Find the lines below that contain the word "units" and count them. Only the number should be given.

Stored records:
◇ ◇ ◇ ◇ ◇ ◇ ◇

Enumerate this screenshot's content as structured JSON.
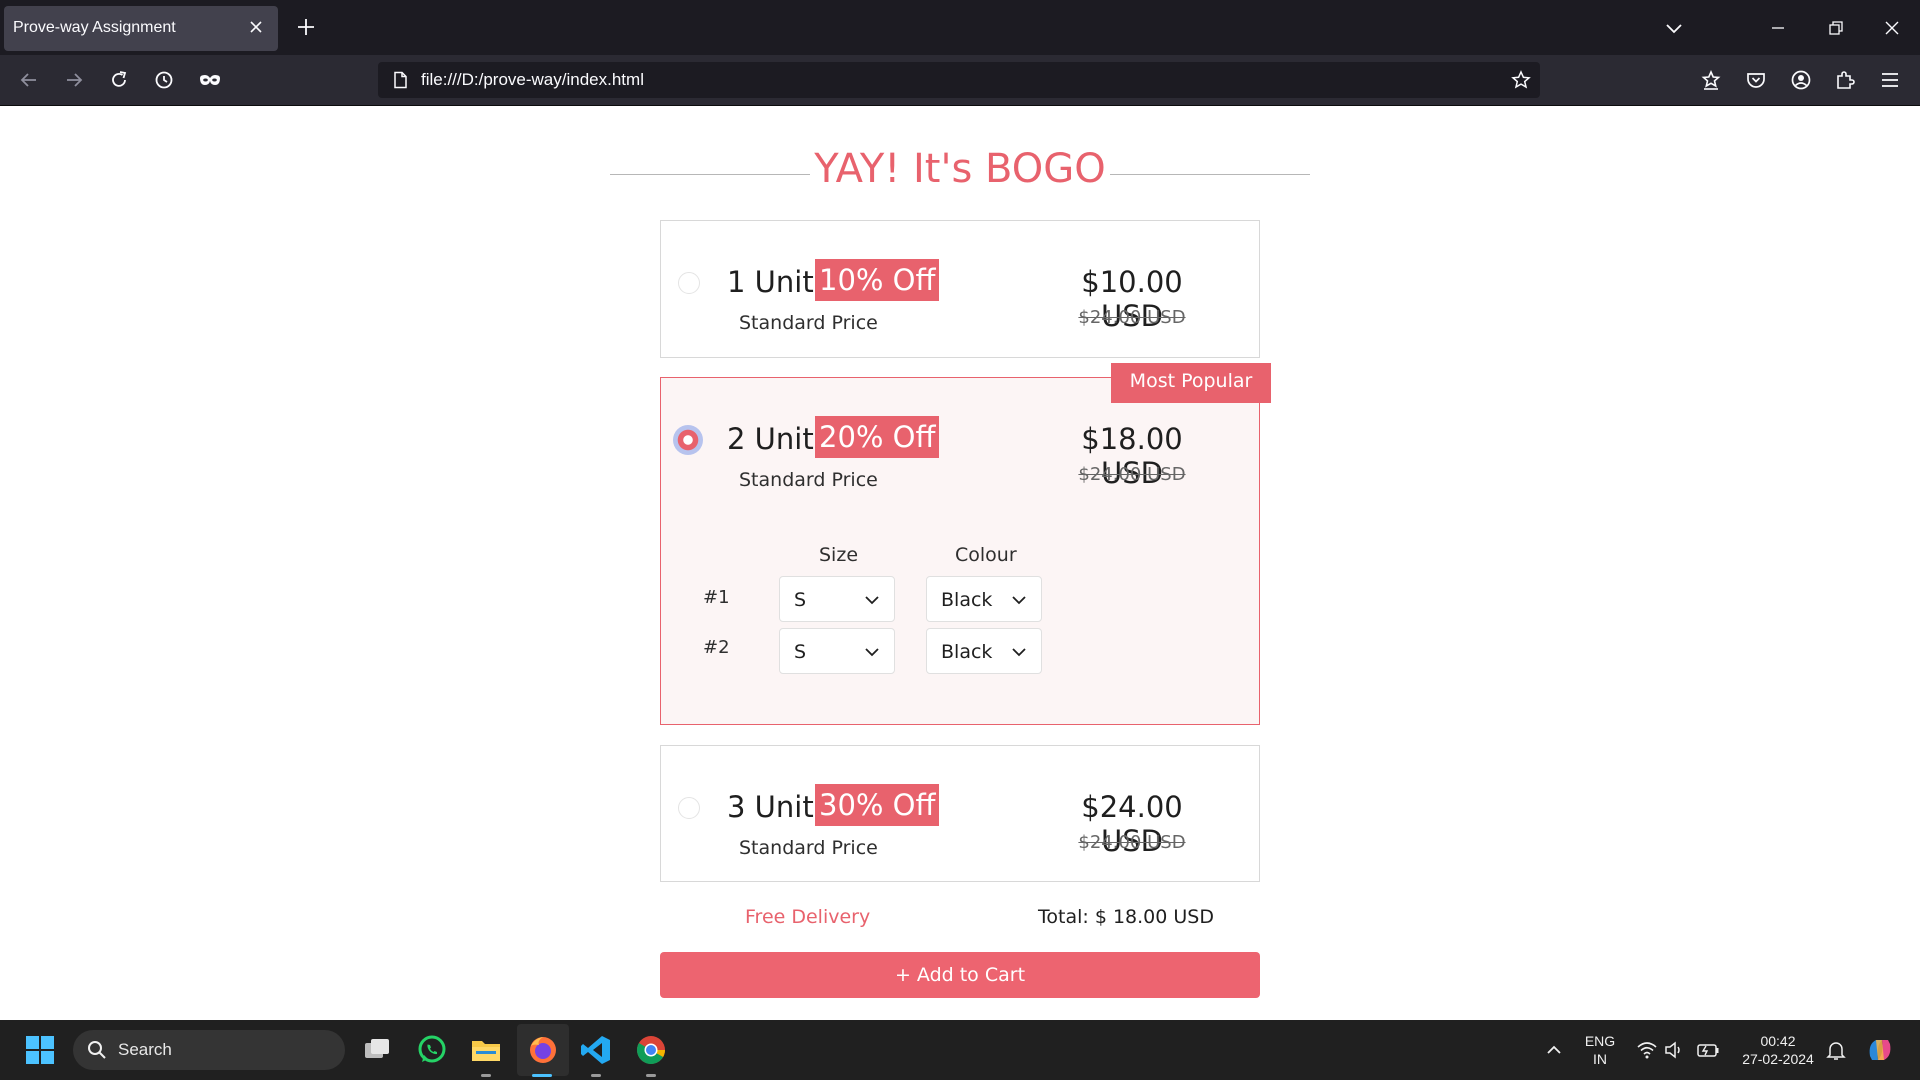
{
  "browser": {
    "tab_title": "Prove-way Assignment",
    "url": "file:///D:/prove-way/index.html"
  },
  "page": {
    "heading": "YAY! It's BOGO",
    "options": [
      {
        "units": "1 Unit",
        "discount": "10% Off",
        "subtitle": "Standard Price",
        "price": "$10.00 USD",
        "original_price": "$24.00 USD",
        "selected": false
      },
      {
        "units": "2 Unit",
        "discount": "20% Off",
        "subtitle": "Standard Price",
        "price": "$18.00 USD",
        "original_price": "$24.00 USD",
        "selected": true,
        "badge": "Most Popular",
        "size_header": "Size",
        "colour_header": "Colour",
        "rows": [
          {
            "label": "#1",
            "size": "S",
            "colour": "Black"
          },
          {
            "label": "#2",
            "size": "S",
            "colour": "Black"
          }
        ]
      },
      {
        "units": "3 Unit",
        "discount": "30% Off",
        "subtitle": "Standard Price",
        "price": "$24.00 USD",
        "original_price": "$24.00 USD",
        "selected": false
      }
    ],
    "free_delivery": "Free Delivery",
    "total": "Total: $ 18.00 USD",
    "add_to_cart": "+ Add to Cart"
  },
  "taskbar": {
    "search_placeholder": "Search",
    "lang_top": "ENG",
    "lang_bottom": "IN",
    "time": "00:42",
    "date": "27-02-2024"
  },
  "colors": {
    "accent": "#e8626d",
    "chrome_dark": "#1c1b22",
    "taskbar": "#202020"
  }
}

◇ ◇ ◇ ◇ ◇ ◇ ◇

→ **Problem solution**: 3